[Extracted data entries]
====================

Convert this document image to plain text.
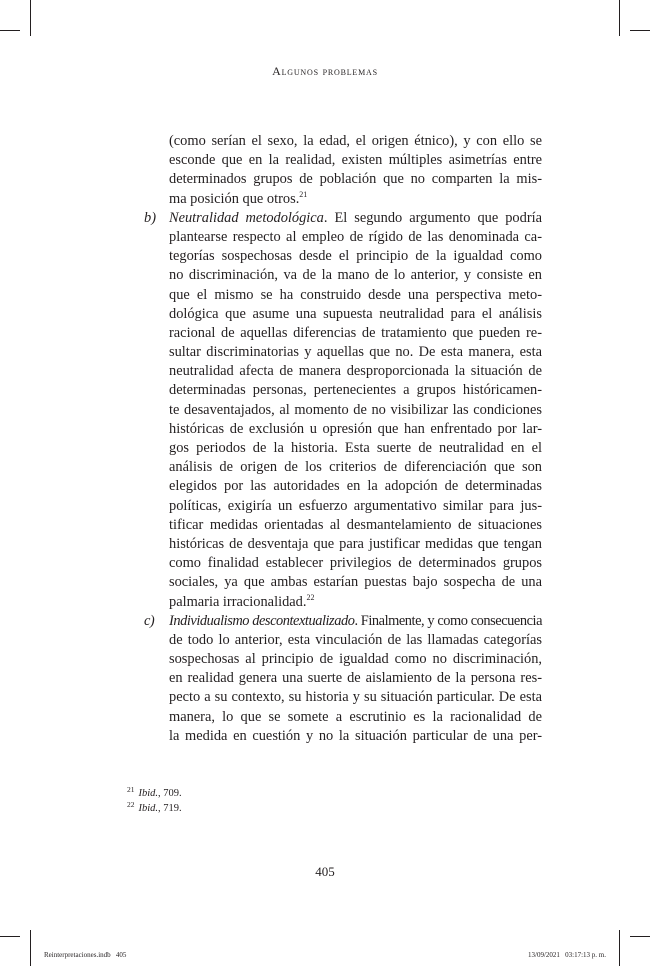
Algunos problemas
(como serían el sexo, la edad, el origen étnico), y con ello se
esconde que en la realidad, existen múltiples asimetrías entre
determinados grupos de población que no comparten la mis-
ma posición que otros.$^{21}$
b) Neutralidad metodológica. El segundo argumento que podría
plantearse respecto al empleo de rígido de las denominada ca-
tegorías sospechosas desde el principio de la igualdad como
no discriminación, va de la mano de lo anterior, y consiste en
que el mismo se ha construido desde una perspectiva meto-
dológica que asume una supuesta neutralidad para el análisis
racional de aquellas diferencias de tratamiento que pueden re-
sultar discriminatorias y aquellas que no. De esta manera, esta
neutralidad afecta de manera desproporcionada la situación de
determinadas personas, pertenecientes a grupos históricamen-
te desaventajados, al momento de no visibilizar las condiciones
históricas de exclusión u opresión que han enfrentado por lar-
gos periodos de la historia. Esta suerte de neutralidad en el
análisis de origen de los criterios de diferenciación que son
elegidos por las autoridades en la adopción de determinadas
políticas, exigiría un esfuerzo argumentativo similar para jus-
tificar medidas orientadas al desmantelamiento de situaciones
históricas de desventaja que para justificar medidas que tengan
como finalidad establecer privilegios de determinados grupos
sociales, ya que ambas estarían puestas bajo sospecha de una
palmaria irracionalidad.$^{22}$
c) Individualismo descontextualizado. Finalmente, y como consecuencia
de todo lo anterior, esta vinculación de las llamadas categorías
sospechosas al principio de igualdad como no discriminación,
en realidad genera una suerte de aislamiento de la persona res-
pecto a su contexto, su historia y su situación particular. De esta
manera, lo que se somete a escrutinio es la racionalidad de
la medida en cuestión y no la situación particular de una per-
$^{21}$ Ibid., 709.
$^{22}$ Ibid., 719.
405
Reinterpretaciones.indb   405	13/09/2021   03:17:13 p. m.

====================

WHAT TO DO
Write every entry out again exactly, dropping the pictures.

RESPONSE TO THIS TASK
Convert this document image to plain text.
Algunos problemas
(como serían el sexo, la edad, el origen étnico), y con ello se
esconde que en la realidad, existen múltiples asimetrías entre
determinados grupos de población que no comparten la mis-
ma posición que otros.$^{21}$
b) Neutralidad metodológica. El segundo argumento que podría
plantearse respecto al empleo de rígido de las denominada ca-
tegorías sospechosas desde el principio de la igualdad como
no discriminación, va de la mano de lo anterior, y consiste en
que el mismo se ha construido desde una perspectiva meto-
dológica que asume una supuesta neutralidad para el análisis
racional de aquellas diferencias de tratamiento que pueden re-
sultar discriminatorias y aquellas que no. De esta manera, esta
neutralidad afecta de manera desproporcionada la situación de
determinadas personas, pertenecientes a grupos históricamen-
te desaventajados, al momento de no visibilizar las condiciones
históricas de exclusión u opresión que han enfrentado por lar-
gos periodos de la historia. Esta suerte de neutralidad en el
análisis de origen de los criterios de diferenciación que son
elegidos por las autoridades en la adopción de determinadas
políticas, exigiría un esfuerzo argumentativo similar para jus-
tificar medidas orientadas al desmantelamiento de situaciones
históricas de desventaja que para justificar medidas que tengan
como finalidad establecer privilegios de determinados grupos
sociales, ya que ambas estarían puestas bajo sospecha de una
palmaria irracionalidad.$^{22}$
c) Individualismo descontextualizado. Finalmente, y como consecuencia
de todo lo anterior, esta vinculación de las llamadas categorías
sospechosas al principio de igualdad como no discriminación,
en realidad genera una suerte de aislamiento de la persona res-
pecto a su contexto, su historia y su situación particular. De esta
manera, lo que se somete a escrutinio es la racionalidad de
la medida en cuestión y no la situación particular de una per-
$^{21}$ Ibid., 709.
$^{22}$ Ibid., 719.
405
Reinterpretaciones.indb   405	13/09/2021   03:17:13 p. m.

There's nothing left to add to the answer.